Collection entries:
------------

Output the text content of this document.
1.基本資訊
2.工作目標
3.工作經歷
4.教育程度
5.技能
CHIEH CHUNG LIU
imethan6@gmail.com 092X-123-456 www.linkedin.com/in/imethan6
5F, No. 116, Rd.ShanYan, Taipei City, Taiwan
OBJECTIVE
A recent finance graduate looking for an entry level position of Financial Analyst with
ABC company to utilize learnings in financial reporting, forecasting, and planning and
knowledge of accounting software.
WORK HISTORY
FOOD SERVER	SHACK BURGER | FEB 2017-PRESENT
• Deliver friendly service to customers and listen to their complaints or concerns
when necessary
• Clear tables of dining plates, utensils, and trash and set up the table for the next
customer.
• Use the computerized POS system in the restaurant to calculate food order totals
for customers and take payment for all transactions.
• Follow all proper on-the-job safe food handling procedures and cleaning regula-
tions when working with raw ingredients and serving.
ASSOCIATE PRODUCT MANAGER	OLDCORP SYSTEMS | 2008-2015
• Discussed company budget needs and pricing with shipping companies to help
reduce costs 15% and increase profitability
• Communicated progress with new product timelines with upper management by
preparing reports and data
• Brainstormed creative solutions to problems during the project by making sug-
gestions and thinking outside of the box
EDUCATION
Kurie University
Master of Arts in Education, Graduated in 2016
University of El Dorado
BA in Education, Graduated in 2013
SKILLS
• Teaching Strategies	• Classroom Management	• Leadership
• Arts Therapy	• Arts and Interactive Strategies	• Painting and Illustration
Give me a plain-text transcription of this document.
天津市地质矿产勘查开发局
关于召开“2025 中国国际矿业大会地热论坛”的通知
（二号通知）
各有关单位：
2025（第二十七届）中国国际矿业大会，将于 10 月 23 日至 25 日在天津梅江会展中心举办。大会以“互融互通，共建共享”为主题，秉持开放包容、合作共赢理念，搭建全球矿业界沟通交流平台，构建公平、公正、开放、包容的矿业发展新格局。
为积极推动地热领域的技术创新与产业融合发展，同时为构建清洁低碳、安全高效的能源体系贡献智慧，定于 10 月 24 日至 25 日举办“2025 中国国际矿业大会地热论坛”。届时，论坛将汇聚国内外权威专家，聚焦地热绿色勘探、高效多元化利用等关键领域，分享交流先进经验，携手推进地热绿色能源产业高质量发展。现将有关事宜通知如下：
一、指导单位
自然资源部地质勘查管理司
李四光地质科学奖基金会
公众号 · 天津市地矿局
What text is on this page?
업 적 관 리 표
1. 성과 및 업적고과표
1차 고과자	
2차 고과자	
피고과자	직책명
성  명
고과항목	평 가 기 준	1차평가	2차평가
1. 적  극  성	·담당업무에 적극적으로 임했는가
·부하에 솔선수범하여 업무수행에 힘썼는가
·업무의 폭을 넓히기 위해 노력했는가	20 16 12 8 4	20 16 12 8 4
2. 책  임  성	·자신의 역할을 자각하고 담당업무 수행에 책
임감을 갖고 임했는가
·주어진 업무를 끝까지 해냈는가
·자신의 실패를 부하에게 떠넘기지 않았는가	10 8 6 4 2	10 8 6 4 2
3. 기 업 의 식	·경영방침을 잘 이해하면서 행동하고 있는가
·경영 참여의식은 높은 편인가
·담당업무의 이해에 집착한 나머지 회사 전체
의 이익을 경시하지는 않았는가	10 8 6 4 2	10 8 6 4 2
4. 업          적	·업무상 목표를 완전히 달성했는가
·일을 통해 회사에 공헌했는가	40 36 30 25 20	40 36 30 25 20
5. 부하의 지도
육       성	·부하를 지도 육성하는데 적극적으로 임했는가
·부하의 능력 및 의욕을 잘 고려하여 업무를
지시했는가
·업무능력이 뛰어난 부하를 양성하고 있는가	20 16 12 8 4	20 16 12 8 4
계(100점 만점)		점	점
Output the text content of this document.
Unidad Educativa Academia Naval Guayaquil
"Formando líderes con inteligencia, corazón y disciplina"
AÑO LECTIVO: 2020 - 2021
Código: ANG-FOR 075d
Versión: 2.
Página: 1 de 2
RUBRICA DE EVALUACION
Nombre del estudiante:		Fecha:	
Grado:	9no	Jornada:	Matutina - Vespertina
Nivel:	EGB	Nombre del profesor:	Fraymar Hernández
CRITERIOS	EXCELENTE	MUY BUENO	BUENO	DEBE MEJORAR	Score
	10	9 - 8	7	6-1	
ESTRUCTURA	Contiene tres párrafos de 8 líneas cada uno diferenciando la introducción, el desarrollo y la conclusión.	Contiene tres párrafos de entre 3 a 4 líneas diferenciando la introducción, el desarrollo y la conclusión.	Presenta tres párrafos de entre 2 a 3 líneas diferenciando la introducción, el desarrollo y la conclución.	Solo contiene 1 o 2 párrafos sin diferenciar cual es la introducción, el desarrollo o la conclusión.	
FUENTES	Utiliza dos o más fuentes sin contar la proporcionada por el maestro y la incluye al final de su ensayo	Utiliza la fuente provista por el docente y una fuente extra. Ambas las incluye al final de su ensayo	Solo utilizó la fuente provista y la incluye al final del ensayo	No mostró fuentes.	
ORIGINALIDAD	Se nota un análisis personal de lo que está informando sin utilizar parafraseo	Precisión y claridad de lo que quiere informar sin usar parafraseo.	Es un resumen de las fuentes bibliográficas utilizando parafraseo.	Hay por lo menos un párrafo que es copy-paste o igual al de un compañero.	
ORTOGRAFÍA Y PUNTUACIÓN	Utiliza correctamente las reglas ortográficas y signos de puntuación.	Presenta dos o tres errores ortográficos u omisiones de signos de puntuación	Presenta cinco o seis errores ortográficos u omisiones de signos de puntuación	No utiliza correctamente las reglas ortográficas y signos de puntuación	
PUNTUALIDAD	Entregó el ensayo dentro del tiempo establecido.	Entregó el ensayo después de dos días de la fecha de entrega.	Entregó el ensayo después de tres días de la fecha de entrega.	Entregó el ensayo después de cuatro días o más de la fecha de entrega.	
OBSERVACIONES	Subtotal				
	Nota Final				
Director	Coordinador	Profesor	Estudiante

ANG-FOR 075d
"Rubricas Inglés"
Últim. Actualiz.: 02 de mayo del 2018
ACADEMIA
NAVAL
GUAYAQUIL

------------

What to produce: Only lines holding the string "tres" are wanted; gather each one from the entries above.

In response:
ESTRUCTURA	Contiene tres párrafos de 8 líneas cada uno diferenciando la introducción, el desarrollo y la conclusión.	Contiene tres párrafos de entre 3 a 4 líneas diferenciando la introducción, el desarrollo y la conclusión.	Presenta tres párrafos de entre 2 a 3 líneas diferenciando la introducción, el desarrollo y la conclución.	Solo contiene 1 o 2 párrafos sin diferenciar cual es la introducción, el desarrollo o la conclusión.	
ORTOGRAFÍA Y PUNTUACIÓN	Utiliza correctamente las reglas ortográficas y signos de puntuación.	Presenta dos o tres errores ortográficos u omisiones de signos de puntuación	Presenta cinco o seis errores ortográficos u omisiones de signos de puntuación	No utiliza correctamente las reglas ortográficas y signos de puntuación	
PUNTUALIDAD	Entregó el ensayo dentro del tiempo establecido.	Entregó el ensayo después de dos días de la fecha de entrega.	Entregó el ensayo después de tres días de la fecha de entrega.	Entregó el ensayo después de cuatro días o más de la fecha de entrega.	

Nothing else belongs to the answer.